Requirements: Compute the number of lines that include the string "JSON", then output that number and nothing else.

"""

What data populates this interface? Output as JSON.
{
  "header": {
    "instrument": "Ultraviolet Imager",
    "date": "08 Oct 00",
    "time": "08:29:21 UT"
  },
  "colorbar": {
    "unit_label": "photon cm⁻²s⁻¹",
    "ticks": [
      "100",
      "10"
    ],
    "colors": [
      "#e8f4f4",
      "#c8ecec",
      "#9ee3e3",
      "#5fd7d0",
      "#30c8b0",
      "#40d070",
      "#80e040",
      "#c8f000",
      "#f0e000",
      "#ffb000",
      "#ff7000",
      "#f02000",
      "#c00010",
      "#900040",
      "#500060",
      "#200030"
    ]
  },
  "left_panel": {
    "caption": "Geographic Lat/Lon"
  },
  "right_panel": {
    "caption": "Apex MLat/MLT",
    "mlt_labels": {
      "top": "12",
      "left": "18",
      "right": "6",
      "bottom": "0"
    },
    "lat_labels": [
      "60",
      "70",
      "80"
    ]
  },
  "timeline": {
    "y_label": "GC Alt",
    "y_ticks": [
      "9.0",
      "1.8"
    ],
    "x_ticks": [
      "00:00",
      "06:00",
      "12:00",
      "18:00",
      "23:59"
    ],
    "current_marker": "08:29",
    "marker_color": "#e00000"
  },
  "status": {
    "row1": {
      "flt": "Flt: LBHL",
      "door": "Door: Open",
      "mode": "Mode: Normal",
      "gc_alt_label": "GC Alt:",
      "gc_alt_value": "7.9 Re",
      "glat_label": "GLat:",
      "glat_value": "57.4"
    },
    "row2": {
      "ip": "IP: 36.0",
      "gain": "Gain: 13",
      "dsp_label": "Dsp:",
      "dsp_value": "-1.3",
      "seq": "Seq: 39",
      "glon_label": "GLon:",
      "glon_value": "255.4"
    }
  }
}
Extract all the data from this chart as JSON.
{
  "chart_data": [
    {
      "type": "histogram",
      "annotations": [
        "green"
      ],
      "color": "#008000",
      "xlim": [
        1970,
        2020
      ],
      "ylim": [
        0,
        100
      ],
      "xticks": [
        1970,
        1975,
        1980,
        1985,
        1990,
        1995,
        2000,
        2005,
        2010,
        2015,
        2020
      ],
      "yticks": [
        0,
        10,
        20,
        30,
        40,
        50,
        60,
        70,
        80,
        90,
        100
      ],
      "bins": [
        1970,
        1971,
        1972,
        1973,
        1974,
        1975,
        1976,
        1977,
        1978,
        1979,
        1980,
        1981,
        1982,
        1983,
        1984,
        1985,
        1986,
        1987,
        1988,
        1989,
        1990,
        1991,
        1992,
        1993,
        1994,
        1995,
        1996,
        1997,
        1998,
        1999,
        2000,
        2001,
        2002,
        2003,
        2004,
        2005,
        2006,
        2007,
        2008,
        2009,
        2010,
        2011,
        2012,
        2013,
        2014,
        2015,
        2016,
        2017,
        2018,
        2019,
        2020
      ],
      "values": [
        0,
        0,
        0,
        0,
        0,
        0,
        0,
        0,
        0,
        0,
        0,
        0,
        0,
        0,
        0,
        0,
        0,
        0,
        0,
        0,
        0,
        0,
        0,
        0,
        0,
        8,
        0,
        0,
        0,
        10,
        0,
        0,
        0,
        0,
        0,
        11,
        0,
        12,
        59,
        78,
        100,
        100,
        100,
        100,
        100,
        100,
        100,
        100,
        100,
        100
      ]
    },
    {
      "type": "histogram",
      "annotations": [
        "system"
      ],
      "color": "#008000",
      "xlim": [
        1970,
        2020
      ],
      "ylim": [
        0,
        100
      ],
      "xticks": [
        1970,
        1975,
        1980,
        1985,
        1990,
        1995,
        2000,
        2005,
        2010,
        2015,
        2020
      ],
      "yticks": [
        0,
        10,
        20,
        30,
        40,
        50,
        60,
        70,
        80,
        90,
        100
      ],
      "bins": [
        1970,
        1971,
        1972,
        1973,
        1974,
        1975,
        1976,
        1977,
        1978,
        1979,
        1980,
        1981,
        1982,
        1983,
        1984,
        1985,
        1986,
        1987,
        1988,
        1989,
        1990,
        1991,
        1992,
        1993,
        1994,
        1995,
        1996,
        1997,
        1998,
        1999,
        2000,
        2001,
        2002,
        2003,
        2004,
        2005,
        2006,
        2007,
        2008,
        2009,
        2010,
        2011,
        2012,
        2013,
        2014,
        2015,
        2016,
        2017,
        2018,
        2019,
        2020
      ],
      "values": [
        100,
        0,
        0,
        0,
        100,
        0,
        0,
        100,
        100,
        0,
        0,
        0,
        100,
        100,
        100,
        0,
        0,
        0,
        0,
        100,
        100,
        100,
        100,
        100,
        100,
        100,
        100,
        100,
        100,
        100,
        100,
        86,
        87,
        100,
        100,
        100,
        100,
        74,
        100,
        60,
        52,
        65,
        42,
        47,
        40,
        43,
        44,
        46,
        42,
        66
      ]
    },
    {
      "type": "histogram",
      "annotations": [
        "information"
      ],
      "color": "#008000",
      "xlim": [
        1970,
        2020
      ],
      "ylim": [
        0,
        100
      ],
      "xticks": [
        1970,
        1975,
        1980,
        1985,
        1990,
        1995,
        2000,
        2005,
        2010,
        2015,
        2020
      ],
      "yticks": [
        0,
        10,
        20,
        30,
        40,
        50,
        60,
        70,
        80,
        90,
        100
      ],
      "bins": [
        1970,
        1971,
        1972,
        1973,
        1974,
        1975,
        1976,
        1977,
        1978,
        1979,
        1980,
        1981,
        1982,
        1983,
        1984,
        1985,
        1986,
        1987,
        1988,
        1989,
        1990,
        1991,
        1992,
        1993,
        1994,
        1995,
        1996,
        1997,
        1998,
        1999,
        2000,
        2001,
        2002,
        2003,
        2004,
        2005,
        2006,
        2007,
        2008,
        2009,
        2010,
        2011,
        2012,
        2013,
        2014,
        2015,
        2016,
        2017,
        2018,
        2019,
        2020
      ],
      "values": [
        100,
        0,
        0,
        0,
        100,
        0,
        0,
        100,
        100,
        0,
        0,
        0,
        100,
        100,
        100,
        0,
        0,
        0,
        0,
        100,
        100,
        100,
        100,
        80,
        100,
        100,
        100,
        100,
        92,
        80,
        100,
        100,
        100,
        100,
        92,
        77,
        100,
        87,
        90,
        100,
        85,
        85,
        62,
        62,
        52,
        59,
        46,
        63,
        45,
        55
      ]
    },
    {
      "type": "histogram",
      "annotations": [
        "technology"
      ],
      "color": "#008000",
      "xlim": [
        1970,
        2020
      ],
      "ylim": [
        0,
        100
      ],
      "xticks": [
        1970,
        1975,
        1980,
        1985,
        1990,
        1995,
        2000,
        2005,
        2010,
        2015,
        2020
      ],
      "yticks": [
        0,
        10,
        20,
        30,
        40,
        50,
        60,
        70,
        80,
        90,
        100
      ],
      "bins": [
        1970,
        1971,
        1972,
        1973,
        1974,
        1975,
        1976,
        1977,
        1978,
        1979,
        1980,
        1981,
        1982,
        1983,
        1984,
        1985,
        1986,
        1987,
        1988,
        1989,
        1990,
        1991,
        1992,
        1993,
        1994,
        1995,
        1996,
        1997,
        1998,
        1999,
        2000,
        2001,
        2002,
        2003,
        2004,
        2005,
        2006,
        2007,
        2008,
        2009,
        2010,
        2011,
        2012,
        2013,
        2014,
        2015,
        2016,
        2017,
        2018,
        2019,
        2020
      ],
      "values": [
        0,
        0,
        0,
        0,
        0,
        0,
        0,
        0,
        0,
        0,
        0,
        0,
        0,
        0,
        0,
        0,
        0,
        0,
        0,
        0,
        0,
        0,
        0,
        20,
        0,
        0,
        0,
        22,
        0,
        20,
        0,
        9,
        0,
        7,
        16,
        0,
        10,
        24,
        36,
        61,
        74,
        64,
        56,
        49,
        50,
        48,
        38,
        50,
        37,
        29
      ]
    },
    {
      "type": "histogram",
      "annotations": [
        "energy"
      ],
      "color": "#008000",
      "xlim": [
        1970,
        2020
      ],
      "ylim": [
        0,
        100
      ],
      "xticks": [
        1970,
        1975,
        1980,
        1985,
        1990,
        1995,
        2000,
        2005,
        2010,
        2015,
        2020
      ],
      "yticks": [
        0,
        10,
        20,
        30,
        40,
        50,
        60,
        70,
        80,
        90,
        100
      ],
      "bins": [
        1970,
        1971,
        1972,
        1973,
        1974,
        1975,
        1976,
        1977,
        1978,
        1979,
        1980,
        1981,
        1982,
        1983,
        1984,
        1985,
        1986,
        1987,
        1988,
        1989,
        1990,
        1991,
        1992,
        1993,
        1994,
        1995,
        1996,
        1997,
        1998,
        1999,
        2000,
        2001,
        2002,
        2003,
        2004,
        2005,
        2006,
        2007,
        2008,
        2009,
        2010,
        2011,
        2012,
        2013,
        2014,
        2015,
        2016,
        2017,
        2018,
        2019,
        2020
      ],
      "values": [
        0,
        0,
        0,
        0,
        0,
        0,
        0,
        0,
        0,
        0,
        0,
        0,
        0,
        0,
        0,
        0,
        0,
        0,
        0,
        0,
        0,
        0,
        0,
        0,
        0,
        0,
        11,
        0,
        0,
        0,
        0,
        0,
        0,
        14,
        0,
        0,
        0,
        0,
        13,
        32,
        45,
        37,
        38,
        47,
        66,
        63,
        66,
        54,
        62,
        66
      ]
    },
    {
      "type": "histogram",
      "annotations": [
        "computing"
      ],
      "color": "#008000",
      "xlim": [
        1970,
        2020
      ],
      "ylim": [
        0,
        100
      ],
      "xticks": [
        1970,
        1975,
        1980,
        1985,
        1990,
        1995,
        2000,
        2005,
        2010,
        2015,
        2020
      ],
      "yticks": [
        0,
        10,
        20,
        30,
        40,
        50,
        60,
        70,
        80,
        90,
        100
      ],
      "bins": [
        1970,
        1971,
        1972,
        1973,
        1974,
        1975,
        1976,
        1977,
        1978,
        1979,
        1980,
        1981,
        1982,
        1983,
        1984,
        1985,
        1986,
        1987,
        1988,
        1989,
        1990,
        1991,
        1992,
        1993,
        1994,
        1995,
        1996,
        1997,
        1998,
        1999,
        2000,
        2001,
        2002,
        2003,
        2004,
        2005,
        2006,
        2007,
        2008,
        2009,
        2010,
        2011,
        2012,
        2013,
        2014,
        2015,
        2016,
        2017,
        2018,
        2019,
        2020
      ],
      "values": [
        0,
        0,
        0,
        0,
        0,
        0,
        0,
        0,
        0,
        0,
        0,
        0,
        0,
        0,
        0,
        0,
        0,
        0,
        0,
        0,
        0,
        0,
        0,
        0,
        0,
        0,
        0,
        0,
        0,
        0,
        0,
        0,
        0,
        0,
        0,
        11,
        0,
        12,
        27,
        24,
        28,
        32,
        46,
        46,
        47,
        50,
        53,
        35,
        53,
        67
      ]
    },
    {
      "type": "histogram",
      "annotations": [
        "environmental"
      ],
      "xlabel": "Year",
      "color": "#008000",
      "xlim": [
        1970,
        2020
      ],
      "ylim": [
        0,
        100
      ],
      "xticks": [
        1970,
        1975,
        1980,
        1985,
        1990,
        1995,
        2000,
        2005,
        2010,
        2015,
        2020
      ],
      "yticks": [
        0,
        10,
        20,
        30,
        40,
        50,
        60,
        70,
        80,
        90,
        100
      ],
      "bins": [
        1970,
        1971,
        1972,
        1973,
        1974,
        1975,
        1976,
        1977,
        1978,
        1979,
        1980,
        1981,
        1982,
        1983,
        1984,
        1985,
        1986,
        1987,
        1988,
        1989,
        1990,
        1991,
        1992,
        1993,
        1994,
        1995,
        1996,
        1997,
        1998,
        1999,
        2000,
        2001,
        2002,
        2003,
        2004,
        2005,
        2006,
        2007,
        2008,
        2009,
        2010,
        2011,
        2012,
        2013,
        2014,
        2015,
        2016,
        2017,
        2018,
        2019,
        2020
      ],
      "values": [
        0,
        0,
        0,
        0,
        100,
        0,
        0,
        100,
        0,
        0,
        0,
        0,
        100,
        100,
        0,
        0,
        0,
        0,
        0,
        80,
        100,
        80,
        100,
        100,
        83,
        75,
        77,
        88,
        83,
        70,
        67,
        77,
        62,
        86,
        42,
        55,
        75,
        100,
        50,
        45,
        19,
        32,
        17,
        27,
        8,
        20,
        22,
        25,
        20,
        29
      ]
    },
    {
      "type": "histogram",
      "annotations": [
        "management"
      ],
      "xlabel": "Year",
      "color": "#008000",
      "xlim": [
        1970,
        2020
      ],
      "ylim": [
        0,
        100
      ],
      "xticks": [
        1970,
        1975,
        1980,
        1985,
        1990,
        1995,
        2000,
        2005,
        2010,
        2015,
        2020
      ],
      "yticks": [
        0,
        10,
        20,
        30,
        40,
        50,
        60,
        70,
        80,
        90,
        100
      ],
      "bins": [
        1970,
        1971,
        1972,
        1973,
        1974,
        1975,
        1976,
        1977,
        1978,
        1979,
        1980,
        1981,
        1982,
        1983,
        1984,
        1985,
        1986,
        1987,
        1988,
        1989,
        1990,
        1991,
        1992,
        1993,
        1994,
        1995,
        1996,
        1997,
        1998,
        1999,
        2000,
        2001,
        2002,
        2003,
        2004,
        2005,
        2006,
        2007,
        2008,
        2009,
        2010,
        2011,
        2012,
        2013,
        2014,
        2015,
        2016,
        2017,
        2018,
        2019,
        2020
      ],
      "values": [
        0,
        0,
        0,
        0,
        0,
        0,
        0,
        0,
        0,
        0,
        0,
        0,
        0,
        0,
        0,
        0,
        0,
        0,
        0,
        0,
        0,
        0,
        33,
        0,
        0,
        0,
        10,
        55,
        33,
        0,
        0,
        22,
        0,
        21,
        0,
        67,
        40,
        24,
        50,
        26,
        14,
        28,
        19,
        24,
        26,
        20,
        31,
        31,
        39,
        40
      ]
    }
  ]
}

"""

Output of the task: 2